- Data records

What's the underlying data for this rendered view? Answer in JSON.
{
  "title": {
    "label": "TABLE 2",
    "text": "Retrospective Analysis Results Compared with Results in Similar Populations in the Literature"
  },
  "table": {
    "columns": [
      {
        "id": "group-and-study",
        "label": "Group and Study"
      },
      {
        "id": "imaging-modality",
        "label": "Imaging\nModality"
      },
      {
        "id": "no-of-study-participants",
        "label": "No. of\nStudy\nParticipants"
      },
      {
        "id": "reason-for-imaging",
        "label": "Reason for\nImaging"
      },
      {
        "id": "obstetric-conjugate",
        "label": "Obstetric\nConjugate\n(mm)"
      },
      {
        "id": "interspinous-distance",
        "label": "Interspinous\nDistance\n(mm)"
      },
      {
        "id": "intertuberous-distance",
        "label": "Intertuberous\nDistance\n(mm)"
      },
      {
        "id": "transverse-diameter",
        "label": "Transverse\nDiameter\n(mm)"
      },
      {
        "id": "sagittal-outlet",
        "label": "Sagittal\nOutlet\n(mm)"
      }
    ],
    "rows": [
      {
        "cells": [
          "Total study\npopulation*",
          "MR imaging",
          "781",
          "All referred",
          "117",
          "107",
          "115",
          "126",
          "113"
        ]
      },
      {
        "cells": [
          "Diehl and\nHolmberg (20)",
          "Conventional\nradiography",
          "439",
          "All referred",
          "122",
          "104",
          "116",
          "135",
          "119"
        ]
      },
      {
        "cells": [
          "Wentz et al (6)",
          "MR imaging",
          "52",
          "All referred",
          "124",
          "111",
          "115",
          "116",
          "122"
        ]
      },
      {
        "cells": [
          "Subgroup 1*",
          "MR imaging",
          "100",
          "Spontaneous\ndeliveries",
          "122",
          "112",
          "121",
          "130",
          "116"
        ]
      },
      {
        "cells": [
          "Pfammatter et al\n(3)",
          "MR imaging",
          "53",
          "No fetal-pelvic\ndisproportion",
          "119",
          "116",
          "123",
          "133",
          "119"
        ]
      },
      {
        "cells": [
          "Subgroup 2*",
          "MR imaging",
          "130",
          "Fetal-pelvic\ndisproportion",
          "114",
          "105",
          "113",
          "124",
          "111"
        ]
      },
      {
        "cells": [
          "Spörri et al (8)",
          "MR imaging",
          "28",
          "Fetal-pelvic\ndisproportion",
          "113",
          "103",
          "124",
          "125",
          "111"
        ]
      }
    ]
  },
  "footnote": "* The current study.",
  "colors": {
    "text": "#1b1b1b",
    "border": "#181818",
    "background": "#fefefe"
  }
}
--
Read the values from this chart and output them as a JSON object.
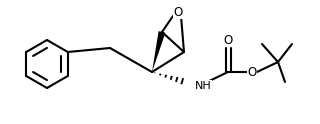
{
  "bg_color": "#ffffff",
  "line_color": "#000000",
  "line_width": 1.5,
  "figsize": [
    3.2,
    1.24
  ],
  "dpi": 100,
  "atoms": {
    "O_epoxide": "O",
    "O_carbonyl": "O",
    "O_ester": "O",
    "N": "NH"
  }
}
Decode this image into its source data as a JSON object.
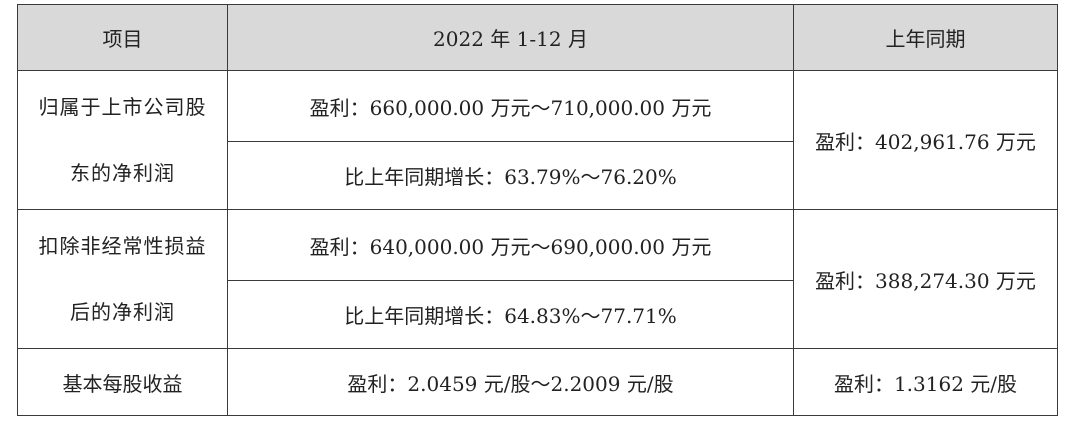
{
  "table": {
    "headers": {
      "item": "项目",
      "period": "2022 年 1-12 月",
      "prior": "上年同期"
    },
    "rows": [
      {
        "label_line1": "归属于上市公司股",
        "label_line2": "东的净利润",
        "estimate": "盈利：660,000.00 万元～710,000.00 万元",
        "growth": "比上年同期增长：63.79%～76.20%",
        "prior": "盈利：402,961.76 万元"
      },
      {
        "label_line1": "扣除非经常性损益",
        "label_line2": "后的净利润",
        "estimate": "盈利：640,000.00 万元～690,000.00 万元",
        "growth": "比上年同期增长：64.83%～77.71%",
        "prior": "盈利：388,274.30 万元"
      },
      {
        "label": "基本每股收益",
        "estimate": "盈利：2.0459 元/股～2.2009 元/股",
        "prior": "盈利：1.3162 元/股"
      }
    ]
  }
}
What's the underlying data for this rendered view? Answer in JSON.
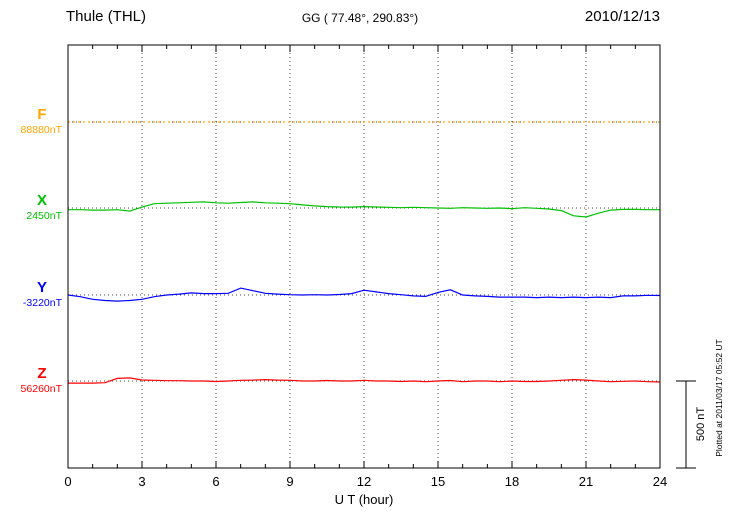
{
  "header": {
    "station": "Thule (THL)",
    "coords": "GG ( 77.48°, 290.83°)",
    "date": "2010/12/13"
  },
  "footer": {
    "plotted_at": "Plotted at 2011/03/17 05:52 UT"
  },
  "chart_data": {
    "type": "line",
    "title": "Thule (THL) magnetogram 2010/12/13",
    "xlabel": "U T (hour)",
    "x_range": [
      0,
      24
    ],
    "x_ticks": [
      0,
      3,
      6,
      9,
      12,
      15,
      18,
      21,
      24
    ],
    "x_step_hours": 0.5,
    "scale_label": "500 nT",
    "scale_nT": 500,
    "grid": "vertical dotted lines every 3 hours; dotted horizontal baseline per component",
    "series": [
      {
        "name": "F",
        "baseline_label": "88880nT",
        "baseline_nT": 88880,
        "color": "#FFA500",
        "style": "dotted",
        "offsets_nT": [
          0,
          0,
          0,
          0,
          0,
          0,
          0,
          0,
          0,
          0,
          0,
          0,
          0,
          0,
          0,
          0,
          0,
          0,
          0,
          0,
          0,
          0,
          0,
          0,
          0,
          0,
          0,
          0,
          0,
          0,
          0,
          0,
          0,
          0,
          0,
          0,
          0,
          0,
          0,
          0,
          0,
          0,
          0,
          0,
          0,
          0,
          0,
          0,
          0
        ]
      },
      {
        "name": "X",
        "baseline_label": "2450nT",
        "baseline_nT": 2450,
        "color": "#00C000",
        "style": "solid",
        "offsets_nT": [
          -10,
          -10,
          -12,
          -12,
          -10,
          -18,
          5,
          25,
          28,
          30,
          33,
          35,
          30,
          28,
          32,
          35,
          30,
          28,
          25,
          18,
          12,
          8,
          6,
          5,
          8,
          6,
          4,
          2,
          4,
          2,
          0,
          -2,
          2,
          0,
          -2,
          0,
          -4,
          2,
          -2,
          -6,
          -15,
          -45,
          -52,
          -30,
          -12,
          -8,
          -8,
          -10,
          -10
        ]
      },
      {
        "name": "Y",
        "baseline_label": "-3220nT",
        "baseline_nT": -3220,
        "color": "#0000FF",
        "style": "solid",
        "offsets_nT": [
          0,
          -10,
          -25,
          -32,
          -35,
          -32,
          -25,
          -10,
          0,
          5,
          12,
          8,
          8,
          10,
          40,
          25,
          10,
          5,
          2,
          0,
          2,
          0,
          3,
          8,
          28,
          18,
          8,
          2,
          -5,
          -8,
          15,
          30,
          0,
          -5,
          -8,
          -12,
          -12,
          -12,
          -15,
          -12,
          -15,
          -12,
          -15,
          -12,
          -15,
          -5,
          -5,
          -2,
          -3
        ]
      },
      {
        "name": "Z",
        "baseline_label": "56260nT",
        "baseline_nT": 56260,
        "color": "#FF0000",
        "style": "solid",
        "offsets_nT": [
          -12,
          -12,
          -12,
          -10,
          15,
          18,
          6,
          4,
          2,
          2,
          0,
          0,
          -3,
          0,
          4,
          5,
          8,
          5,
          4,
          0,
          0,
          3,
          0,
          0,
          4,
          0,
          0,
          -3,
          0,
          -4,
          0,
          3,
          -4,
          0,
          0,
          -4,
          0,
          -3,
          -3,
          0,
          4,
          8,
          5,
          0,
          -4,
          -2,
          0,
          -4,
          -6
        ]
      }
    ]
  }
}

- REQUIREMENT
Search the data for the string "prior" and copy each line where it appears.

- CORRECT RESULT
      "prior": "上年同期"
        "prior": "盈利：402,961.76 万元"
        "prior": "盈利：388,274.30 万元"
        "prior": "盈利：1.3162 元/股"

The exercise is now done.